What to produce — Every record below should be written out exactly; pictures stay out.

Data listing
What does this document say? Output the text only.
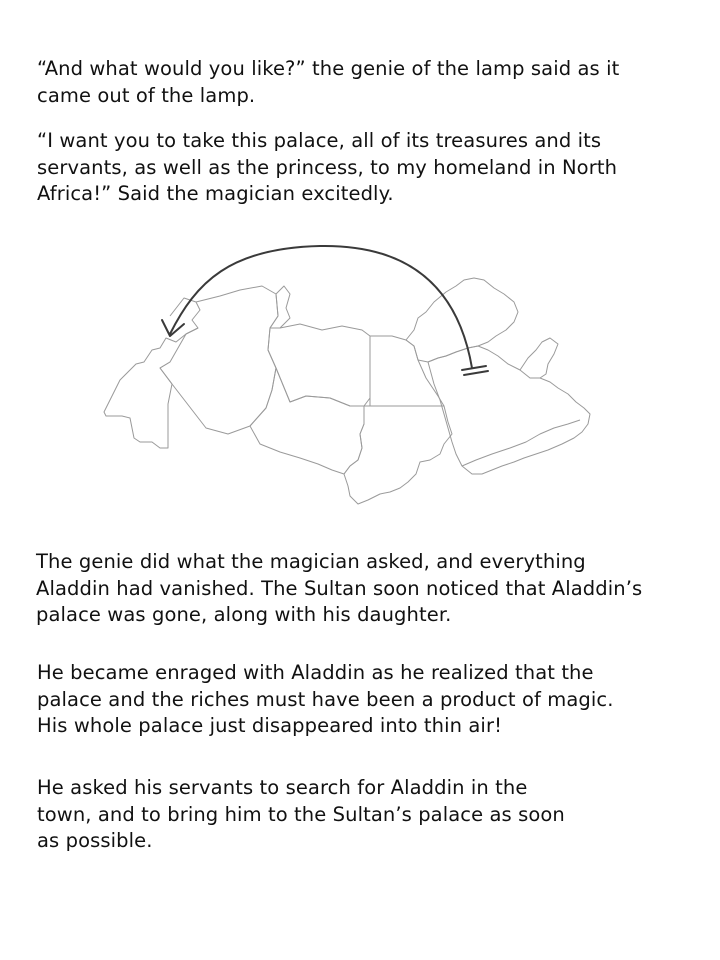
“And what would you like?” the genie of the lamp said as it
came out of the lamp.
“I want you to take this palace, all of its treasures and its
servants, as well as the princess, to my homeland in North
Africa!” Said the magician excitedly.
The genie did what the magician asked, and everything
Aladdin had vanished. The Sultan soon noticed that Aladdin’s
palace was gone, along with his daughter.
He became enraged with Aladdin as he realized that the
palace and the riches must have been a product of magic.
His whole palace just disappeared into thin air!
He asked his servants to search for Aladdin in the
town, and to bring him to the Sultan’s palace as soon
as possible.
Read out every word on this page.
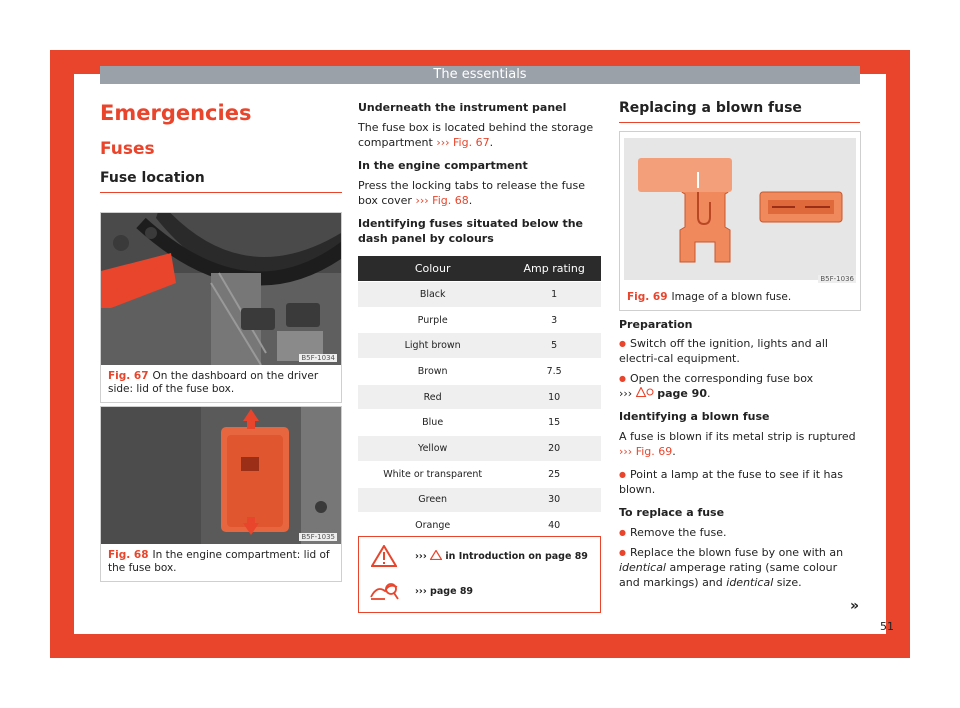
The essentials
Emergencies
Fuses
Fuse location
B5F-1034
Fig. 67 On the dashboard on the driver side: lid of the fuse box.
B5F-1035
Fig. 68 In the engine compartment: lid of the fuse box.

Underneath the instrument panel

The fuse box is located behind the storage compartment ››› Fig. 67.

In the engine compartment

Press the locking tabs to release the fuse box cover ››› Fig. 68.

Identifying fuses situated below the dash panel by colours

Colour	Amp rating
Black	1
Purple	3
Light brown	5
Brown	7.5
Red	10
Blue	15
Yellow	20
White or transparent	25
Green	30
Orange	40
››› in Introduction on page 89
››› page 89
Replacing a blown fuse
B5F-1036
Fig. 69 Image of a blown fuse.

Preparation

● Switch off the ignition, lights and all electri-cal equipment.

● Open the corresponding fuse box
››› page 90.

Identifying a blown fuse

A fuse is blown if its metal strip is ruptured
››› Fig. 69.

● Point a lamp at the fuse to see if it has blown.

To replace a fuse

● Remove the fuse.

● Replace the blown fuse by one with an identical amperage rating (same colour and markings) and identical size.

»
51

Written solution —
What does this document say? Output the text only.
“And what would you like?” the genie of the lamp said as it
came out of the lamp.
“I want you to take this palace, all of its treasures and its
servants, as well as the princess, to my homeland in North
Africa!” Said the magician excitedly.
The genie did what the magician asked, and everything
Aladdin had vanished. The Sultan soon noticed that Aladdin’s
palace was gone, along with his daughter.
He became enraged with Aladdin as he realized that the
palace and the riches must have been a product of magic.
His whole palace just disappeared into thin air!
He asked his servants to search for Aladdin in the
town, and to bring him to the Sultan’s palace as soon
as possible.
Read out every word on this page.
The essentials
Emergencies
Fuses
Fuse location
B5F-1034
Fig. 67 On the dashboard on the driver side: lid of the fuse box.
B5F-1035
Fig. 68 In the engine compartment: lid of the fuse box.

Underneath the instrument panel

The fuse box is located behind the storage compartment ››› Fig. 67.

In the engine compartment

Press the locking tabs to release the fuse box cover ››› Fig. 68.

Identifying fuses situated below the dash panel by colours

Colour	Amp rating
Black	1
Purple	3
Light brown	5
Brown	7.5
Red	10
Blue	15
Yellow	20
White or transparent	25
Green	30
Orange	40
››› in Introduction on page 89
››› page 89
Replacing a blown fuse
B5F-1036
Fig. 69 Image of a blown fuse.

Preparation

● Switch off the ignition, lights and all electri-cal equipment.

● Open the corresponding fuse box
››› page 90.

Identifying a blown fuse

A fuse is blown if its metal strip is ruptured
››› Fig. 69.

● Point a lamp at the fuse to see if it has blown.

To replace a fuse

● Remove the fuse.

● Replace the blown fuse by one with an identical amperage rating (same colour and markings) and identical size.

»
51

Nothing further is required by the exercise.